### WORK TO BE COMPLETED
Reproduce each line from the records that holds "title".

Dataset entries on figures:

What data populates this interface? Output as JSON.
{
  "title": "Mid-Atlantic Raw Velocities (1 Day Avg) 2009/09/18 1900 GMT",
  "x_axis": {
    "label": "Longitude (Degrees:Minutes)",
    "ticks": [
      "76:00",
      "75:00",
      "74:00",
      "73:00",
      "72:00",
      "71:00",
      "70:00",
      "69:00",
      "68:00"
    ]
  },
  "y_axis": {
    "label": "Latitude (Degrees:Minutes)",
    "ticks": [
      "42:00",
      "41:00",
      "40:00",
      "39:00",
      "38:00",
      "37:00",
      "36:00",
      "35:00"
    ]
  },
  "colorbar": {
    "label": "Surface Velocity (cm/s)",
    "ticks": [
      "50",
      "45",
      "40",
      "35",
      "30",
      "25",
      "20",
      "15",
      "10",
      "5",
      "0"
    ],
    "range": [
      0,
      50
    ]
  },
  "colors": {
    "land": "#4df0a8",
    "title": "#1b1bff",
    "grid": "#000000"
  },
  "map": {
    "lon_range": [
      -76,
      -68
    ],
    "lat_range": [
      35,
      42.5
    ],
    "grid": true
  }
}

### RESPONSE TO THIS EXERCISE
  "title": "Mid-Atlantic Raw Velocities (1 Day Avg) 2009/09/18 1900 GMT",
    "title": "#1b1bff",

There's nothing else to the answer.